◆ **Set problem**
Quote the data below in full, please, without altering anything.

## BEGIN Data listing

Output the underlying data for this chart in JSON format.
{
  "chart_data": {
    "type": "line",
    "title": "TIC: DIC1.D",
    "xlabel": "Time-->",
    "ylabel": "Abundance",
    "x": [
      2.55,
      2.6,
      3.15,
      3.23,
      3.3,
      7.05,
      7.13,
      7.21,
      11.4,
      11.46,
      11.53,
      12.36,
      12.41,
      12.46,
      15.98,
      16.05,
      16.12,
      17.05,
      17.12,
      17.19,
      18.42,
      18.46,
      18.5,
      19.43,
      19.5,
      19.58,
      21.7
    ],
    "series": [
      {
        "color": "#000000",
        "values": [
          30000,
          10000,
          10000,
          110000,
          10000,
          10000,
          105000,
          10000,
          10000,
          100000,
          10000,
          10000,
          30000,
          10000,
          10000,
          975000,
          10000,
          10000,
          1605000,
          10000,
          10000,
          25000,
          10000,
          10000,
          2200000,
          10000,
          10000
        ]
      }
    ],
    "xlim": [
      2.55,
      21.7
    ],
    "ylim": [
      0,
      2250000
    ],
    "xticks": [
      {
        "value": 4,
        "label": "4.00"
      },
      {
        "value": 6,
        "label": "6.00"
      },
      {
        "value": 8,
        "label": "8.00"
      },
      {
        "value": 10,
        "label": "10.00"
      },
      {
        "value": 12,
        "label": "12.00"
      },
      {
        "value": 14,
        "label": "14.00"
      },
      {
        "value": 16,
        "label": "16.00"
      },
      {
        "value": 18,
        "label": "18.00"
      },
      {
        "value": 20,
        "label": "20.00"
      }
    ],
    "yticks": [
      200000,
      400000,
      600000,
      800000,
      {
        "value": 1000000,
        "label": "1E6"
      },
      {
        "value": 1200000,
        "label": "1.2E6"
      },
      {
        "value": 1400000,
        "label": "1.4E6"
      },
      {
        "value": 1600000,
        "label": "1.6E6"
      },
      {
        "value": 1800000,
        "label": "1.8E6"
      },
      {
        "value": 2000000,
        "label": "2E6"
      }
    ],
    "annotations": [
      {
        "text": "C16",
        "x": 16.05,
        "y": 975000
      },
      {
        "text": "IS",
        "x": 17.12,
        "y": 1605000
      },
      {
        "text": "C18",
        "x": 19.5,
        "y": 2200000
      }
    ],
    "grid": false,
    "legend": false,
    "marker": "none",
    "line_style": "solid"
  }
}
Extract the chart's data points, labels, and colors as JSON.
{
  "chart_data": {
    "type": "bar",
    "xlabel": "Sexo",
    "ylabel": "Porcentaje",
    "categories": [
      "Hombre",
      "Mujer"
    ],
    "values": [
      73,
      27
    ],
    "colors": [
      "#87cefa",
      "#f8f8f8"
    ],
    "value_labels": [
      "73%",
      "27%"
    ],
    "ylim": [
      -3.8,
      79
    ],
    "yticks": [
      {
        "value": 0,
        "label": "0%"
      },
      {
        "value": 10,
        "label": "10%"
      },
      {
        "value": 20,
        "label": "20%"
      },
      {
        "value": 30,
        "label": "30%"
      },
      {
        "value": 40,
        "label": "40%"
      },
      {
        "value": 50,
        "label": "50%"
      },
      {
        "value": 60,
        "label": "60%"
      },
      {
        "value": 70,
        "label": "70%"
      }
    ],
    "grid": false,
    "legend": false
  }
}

## END Data listing

◆ **Task output**
Output the underlying data for this chart in JSON format.
{
  "chart_data": {
    "type": "line",
    "title": "TIC: DIC1.D",
    "xlabel": "Time-->",
    "ylabel": "Abundance",
    "x": [
      2.55,
      2.6,
      3.15,
      3.23,
      3.3,
      7.05,
      7.13,
      7.21,
      11.4,
      11.46,
      11.53,
      12.36,
      12.41,
      12.46,
      15.98,
      16.05,
      16.12,
      17.05,
      17.12,
      17.19,
      18.42,
      18.46,
      18.5,
      19.43,
      19.5,
      19.58,
      21.7
    ],
    "series": [
      {
        "color": "#000000",
        "values": [
          30000,
          10000,
          10000,
          110000,
          10000,
          10000,
          105000,
          10000,
          10000,
          100000,
          10000,
          10000,
          30000,
          10000,
          10000,
          975000,
          10000,
          10000,
          1605000,
          10000,
          10000,
          25000,
          10000,
          10000,
          2200000,
          10000,
          10000
        ]
      }
    ],
    "xlim": [
      2.55,
      21.7
    ],
    "ylim": [
      0,
      2250000
    ],
    "xticks": [
      {
        "value": 4,
        "label": "4.00"
      },
      {
        "value": 6,
        "label": "6.00"
      },
      {
        "value": 8,
        "label": "8.00"
      },
      {
        "value": 10,
        "label": "10.00"
      },
      {
        "value": 12,
        "label": "12.00"
      },
      {
        "value": 14,
        "label": "14.00"
      },
      {
        "value": 16,
        "label": "16.00"
      },
      {
        "value": 18,
        "label": "18.00"
      },
      {
        "value": 20,
        "label": "20.00"
      }
    ],
    "yticks": [
      200000,
      400000,
      600000,
      800000,
      {
        "value": 1000000,
        "label": "1E6"
      },
      {
        "value": 1200000,
        "label": "1.2E6"
      },
      {
        "value": 1400000,
        "label": "1.4E6"
      },
      {
        "value": 1600000,
        "label": "1.6E6"
      },
      {
        "value": 1800000,
        "label": "1.8E6"
      },
      {
        "value": 2000000,
        "label": "2E6"
      }
    ],
    "annotations": [
      {
        "text": "C16",
        "x": 16.05,
        "y": 975000
      },
      {
        "text": "IS",
        "x": 17.12,
        "y": 1605000
      },
      {
        "text": "C18",
        "x": 19.5,
        "y": 2200000
      }
    ],
    "grid": false,
    "legend": false,
    "marker": "none",
    "line_style": "solid"
  }
}
Extract the chart's data points, labels, and colors as JSON.
{
  "chart_data": {
    "type": "bar",
    "xlabel": "Sexo",
    "ylabel": "Porcentaje",
    "categories": [
      "Hombre",
      "Mujer"
    ],
    "values": [
      73,
      27
    ],
    "colors": [
      "#87cefa",
      "#f8f8f8"
    ],
    "value_labels": [
      "73%",
      "27%"
    ],
    "ylim": [
      -3.8,
      79
    ],
    "yticks": [
      {
        "value": 0,
        "label": "0%"
      },
      {
        "value": 10,
        "label": "10%"
      },
      {
        "value": 20,
        "label": "20%"
      },
      {
        "value": 30,
        "label": "30%"
      },
      {
        "value": 40,
        "label": "40%"
      },
      {
        "value": 50,
        "label": "50%"
      },
      {
        "value": 60,
        "label": "60%"
      },
      {
        "value": 70,
        "label": "70%"
      }
    ],
    "grid": false,
    "legend": false
  }
}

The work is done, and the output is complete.